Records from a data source
* * * * * * *

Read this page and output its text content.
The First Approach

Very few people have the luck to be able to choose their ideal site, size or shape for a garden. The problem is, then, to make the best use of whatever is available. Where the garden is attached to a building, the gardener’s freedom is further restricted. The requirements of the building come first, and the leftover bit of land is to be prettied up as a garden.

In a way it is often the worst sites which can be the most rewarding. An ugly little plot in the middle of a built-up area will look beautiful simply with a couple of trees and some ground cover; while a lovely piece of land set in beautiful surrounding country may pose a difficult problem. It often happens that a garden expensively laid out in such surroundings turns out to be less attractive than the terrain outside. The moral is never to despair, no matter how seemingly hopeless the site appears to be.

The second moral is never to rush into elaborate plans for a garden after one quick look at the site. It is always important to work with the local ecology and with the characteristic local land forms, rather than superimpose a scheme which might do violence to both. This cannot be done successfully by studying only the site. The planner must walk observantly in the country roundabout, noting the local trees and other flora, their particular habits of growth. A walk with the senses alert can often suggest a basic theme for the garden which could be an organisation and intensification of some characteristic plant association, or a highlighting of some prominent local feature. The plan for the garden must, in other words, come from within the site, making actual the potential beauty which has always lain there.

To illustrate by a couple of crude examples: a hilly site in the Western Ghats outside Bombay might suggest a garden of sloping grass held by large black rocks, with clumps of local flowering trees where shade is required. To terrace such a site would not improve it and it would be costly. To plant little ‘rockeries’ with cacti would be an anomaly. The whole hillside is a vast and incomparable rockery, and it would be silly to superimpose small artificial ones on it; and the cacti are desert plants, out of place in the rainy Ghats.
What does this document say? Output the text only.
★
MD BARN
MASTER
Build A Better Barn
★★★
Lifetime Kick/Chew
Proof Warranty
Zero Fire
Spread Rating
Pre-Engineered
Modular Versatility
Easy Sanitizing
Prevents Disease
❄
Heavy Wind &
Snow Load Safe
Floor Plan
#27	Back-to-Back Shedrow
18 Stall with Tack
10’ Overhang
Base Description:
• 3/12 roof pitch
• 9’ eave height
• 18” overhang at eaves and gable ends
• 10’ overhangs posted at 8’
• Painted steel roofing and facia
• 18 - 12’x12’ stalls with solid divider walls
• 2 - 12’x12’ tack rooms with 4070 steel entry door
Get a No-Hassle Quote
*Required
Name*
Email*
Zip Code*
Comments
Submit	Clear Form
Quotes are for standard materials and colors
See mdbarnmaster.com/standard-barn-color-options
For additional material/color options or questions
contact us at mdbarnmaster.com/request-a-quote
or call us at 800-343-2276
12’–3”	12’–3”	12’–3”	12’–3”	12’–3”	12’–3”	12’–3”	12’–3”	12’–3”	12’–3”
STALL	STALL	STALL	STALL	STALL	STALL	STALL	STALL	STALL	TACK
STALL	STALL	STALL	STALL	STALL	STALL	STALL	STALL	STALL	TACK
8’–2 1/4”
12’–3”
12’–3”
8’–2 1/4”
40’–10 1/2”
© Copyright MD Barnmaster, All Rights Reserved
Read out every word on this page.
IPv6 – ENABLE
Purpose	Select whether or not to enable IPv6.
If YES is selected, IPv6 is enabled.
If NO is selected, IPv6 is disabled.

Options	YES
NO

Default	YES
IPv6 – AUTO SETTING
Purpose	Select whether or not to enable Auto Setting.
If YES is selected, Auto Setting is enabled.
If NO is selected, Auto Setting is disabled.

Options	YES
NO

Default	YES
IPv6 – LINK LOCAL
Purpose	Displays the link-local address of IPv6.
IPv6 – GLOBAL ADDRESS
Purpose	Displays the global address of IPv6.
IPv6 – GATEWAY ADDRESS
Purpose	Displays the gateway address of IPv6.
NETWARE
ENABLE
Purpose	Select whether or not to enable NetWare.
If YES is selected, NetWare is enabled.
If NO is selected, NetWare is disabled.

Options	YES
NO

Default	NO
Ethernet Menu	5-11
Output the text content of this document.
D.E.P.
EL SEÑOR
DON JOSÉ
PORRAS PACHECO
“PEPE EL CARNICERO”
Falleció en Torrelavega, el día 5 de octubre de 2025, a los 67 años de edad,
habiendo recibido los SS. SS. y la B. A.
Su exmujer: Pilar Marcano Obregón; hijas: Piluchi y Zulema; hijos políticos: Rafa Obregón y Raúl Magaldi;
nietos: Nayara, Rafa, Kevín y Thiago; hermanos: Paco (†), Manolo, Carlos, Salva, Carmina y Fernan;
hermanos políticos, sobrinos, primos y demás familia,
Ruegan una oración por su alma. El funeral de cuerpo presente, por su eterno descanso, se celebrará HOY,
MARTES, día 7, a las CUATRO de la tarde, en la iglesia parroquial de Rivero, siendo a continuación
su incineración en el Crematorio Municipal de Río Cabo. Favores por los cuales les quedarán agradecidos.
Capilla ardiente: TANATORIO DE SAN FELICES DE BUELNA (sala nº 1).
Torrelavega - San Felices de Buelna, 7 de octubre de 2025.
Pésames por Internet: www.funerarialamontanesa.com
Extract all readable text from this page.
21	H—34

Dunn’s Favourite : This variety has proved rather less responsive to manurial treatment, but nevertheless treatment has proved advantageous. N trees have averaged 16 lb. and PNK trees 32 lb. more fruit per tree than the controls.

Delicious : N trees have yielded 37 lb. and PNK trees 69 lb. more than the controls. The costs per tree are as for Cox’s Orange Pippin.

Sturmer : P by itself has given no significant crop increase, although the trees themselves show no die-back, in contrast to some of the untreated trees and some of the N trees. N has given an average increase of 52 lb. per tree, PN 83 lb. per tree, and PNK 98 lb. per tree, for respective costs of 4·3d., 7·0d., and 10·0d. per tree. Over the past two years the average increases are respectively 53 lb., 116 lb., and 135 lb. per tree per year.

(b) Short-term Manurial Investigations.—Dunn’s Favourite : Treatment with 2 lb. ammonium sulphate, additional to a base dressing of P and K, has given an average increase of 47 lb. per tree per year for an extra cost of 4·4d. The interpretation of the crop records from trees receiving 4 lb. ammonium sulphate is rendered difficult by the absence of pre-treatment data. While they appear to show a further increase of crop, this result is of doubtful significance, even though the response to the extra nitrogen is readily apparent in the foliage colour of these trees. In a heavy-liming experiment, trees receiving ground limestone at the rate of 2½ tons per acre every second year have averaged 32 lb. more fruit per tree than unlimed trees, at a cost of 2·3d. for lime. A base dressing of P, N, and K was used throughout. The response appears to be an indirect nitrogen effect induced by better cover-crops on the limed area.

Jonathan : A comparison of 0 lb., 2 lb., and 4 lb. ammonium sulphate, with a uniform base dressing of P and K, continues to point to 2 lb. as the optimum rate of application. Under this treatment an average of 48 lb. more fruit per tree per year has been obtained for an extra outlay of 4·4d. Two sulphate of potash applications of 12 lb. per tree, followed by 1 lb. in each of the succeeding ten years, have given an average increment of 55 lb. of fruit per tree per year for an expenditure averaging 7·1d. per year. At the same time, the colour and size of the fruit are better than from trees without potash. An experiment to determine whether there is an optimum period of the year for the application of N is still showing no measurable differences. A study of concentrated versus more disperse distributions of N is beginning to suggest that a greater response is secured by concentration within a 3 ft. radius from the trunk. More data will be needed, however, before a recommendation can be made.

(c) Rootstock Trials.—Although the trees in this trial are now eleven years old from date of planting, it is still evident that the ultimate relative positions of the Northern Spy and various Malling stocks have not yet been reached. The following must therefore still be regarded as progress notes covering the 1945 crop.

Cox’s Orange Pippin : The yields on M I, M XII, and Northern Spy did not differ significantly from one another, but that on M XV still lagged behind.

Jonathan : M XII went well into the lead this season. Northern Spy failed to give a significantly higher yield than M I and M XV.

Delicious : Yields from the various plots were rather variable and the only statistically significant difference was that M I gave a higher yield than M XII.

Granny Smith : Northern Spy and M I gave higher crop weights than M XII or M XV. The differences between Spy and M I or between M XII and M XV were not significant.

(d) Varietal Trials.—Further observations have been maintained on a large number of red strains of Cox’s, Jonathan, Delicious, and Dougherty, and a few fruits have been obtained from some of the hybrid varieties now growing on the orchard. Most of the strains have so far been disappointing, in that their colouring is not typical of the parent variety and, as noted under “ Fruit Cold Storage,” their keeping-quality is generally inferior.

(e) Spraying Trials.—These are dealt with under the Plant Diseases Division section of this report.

* * * * * * *

*DIRECTIONS FOR THIS TASK*
In the entries above, find each line with the string "mdbarnmaster" and copy it.

*THE SOLUTION*
See mdbarnmaster.com/standard-barn-color-options
contact us at mdbarnmaster.com/request-a-quote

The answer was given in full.